Transcribe the listing exactly, leaving out every picture.

_SUPPLIED ENTRIES_
## BEGIN
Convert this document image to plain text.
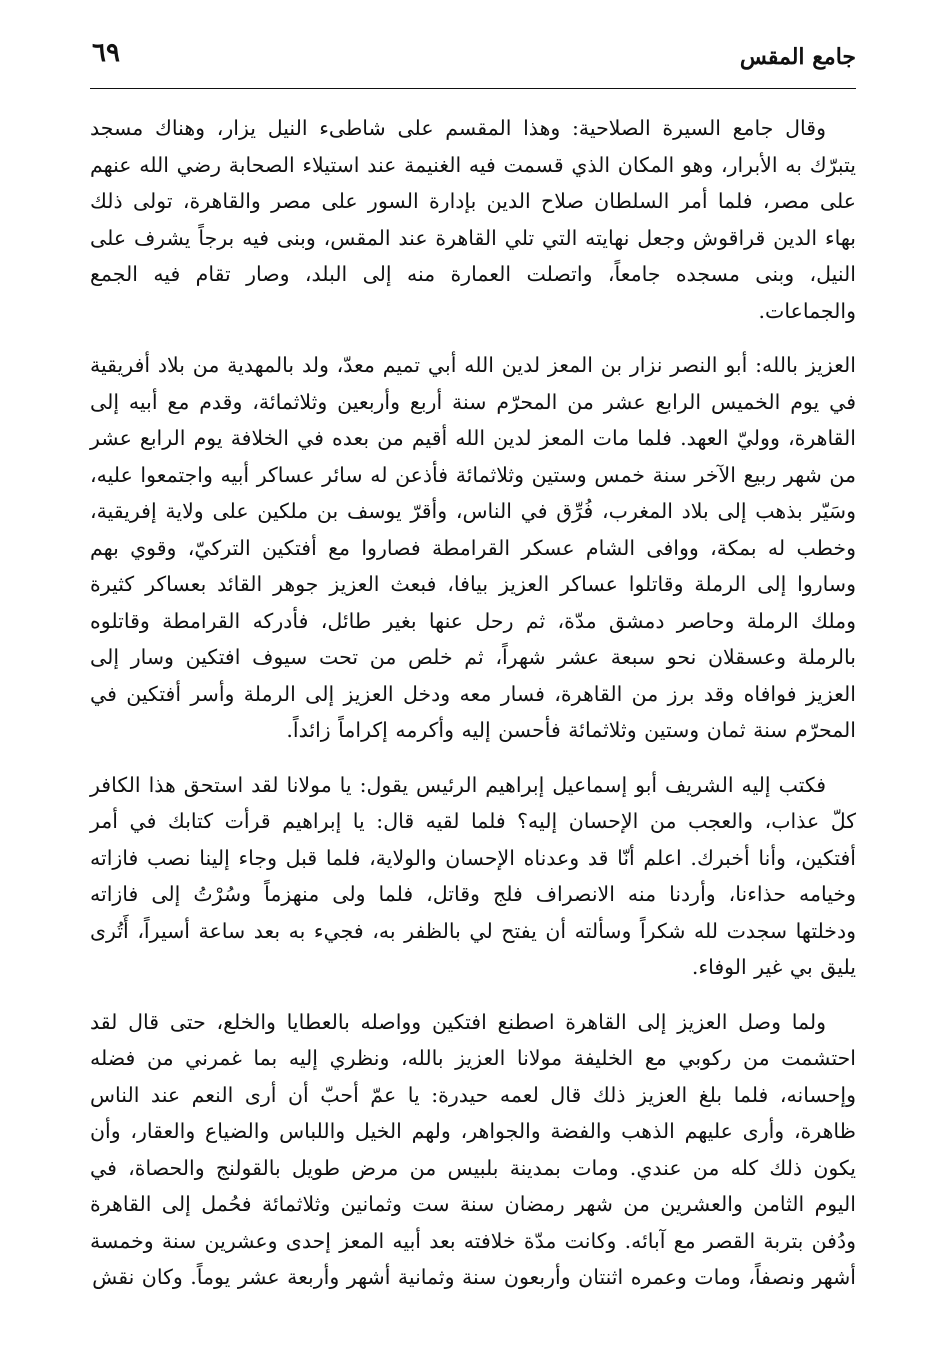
جامع المقس
٦٩

وقال جامع السيرة الصلاحية: وهذا المقسم على شاطىء النيل يزار، وهناك مسجد يتبرّك به الأبرار، وهو المكان الذي قسمت فيه الغنيمة عند استيلاء الصحابة رضي الله عنهم على مصر، فلما أمر السلطان صلاح الدين بإدارة السور على مصر والقاهرة، تولى ذلك بهاء الدين قراقوش وجعل نهايته التي تلي القاهرة عند المقس، وبنى فيه برجاً يشرف على النيل، وبنى مسجده جامعاً، واتصلت العمارة منه إلى البلد، وصار تقام فيه الجمع والجماعات.

العزيز بالله: أبو النصر نزار بن المعز لدين الله أبي تميم معدّ، ولد بالمهدية من بلاد أفريقية في يوم الخميس الرابع عشر من المحرّم سنة أربع وأربعين وثلاثمائة، وقدم مع أبيه إلى القاهرة، ووليّ العهد. فلما مات المعز لدين الله أقيم من بعده في الخلافة يوم الرابع عشر من شهر ربيع الآخر سنة خمس وستين وثلاثمائة فأذعن له سائر عساكر أبيه واجتمعوا عليه، وسَيّر بذهب إلى بلاد المغرب، فُرِّق في الناس، وأقرّ يوسف بن ملكين على ولاية إفريقية، وخطب له بمكة، ووافى الشام عسكر القرامطة فصاروا مع أفتكين التركيّ، وقوي بهم وساروا إلى الرملة وقاتلوا عساكر العزيز بيافا، فبعث العزيز جوهر القائد بعساكر كثيرة وملك الرملة وحاصر دمشق مدّة، ثم رحل عنها بغير طائل، فأدركه القرامطة وقاتلوه بالرملة وعسقلان نحو سبعة عشر شهراً، ثم خلص من تحت سيوف افتكين وسار إلى العزيز فوافاه وقد برز من القاهرة، فسار معه ودخل العزيز إلى الرملة وأسر أفتكين في المحرّم سنة ثمان وستين وثلاثمائة فأحسن إليه وأكرمه إكراماً زائداً.

فكتب إليه الشريف أبو إسماعيل إبراهيم الرئيس يقول: يا مولانا لقد استحق هذا الكافر كلّ عذاب، والعجب من الإحسان إليه؟ فلما لقيه قال: يا إبراهيم قرأت كتابك في أمر أفتكين، وأنا أخبرك. اعلم أنّا قد وعدناه الإحسان والولاية، فلما قبل وجاء إلينا نصب فازاته وخيامه حذاءنا، وأردنا منه الانصراف فلج وقاتل، فلما ولى منهزماً وسُرْتُ إلى فازاته ودخلتها سجدت لله شكراً وسألته أن يفتح لي بالظفر به، فجيء به بعد ساعة أسيراً، أَتُرى يليق بي غير الوفاء.

ولما وصل العزيز إلى القاهرة اصطنع افتكين وواصله بالعطايا والخلع، حتى قال لقد احتشمت من ركوبي مع الخليفة مولانا العزيز بالله، ونظري إليه بما غمرني من فضله وإحسانه، فلما بلغ العزيز ذلك قال لعمه حيدرة: يا عمّ أحبّ أن أرى النعم عند الناس ظاهرة، وأرى عليهم الذهب والفضة والجواهر، ولهم الخيل واللباس والضياع والعقار، وأن يكون ذلك كله من عندي. ومات بمدينة بلبيس من مرض طويل بالقولنج والحصاة، في اليوم الثامن والعشرين من شهر رمضان سنة ست وثمانين وثلاثمائة فحُمل إلى القاهرة ودُفن بتربة القصر مع آبائه. وكانت مدّة خلافته بعد أبيه المعز إحدى وعشرين سنة وخمسة أشهر ونصفاً، ومات وعمره اثنتان وأربعون سنة وثمانية أشهر وأربعة عشر يوماً. وكان نقش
## END
_RESULT BELOW_
Convert this document image to plain text.
جامع المقس
٦٩

وقال جامع السيرة الصلاحية: وهذا المقسم على شاطىء النيل يزار، وهناك مسجد يتبرّك به الأبرار، وهو المكان الذي قسمت فيه الغنيمة عند استيلاء الصحابة رضي الله عنهم على مصر، فلما أمر السلطان صلاح الدين بإدارة السور على مصر والقاهرة، تولى ذلك بهاء الدين قراقوش وجعل نهايته التي تلي القاهرة عند المقس، وبنى فيه برجاً يشرف على النيل، وبنى مسجده جامعاً، واتصلت العمارة منه إلى البلد، وصار تقام فيه الجمع والجماعات.

العزيز بالله: أبو النصر نزار بن المعز لدين الله أبي تميم معدّ، ولد بالمهدية من بلاد أفريقية في يوم الخميس الرابع عشر من المحرّم سنة أربع وأربعين وثلاثمائة، وقدم مع أبيه إلى القاهرة، ووليّ العهد. فلما مات المعز لدين الله أقيم من بعده في الخلافة يوم الرابع عشر من شهر ربيع الآخر سنة خمس وستين وثلاثمائة فأذعن له سائر عساكر أبيه واجتمعوا عليه، وسَيّر بذهب إلى بلاد المغرب، فُرِّق في الناس، وأقرّ يوسف بن ملكين على ولاية إفريقية، وخطب له بمكة، ووافى الشام عسكر القرامطة فصاروا مع أفتكين التركيّ، وقوي بهم وساروا إلى الرملة وقاتلوا عساكر العزيز بيافا، فبعث العزيز جوهر القائد بعساكر كثيرة وملك الرملة وحاصر دمشق مدّة، ثم رحل عنها بغير طائل، فأدركه القرامطة وقاتلوه بالرملة وعسقلان نحو سبعة عشر شهراً، ثم خلص من تحت سيوف افتكين وسار إلى العزيز فوافاه وقد برز من القاهرة، فسار معه ودخل العزيز إلى الرملة وأسر أفتكين في المحرّم سنة ثمان وستين وثلاثمائة فأحسن إليه وأكرمه إكراماً زائداً.

فكتب إليه الشريف أبو إسماعيل إبراهيم الرئيس يقول: يا مولانا لقد استحق هذا الكافر كلّ عذاب، والعجب من الإحسان إليه؟ فلما لقيه قال: يا إبراهيم قرأت كتابك في أمر أفتكين، وأنا أخبرك. اعلم أنّا قد وعدناه الإحسان والولاية، فلما قبل وجاء إلينا نصب فازاته وخيامه حذاءنا، وأردنا منه الانصراف فلج وقاتل، فلما ولى منهزماً وسُرْتُ إلى فازاته ودخلتها سجدت لله شكراً وسألته أن يفتح لي بالظفر به، فجيء به بعد ساعة أسيراً، أَتُرى يليق بي غير الوفاء.

ولما وصل العزيز إلى القاهرة اصطنع افتكين وواصله بالعطايا والخلع، حتى قال لقد احتشمت من ركوبي مع الخليفة مولانا العزيز بالله، ونظري إليه بما غمرني من فضله وإحسانه، فلما بلغ العزيز ذلك قال لعمه حيدرة: يا عمّ أحبّ أن أرى النعم عند الناس ظاهرة، وأرى عليهم الذهب والفضة والجواهر، ولهم الخيل واللباس والضياع والعقار، وأن يكون ذلك كله من عندي. ومات بمدينة بلبيس من مرض طويل بالقولنج والحصاة، في اليوم الثامن والعشرين من شهر رمضان سنة ست وثمانين وثلاثمائة فحُمل إلى القاهرة ودُفن بتربة القصر مع آبائه. وكانت مدّة خلافته بعد أبيه المعز إحدى وعشرين سنة وخمسة أشهر ونصفاً، ومات وعمره اثنتان وأربعون سنة وثمانية أشهر وأربعة عشر يوماً. وكان نقش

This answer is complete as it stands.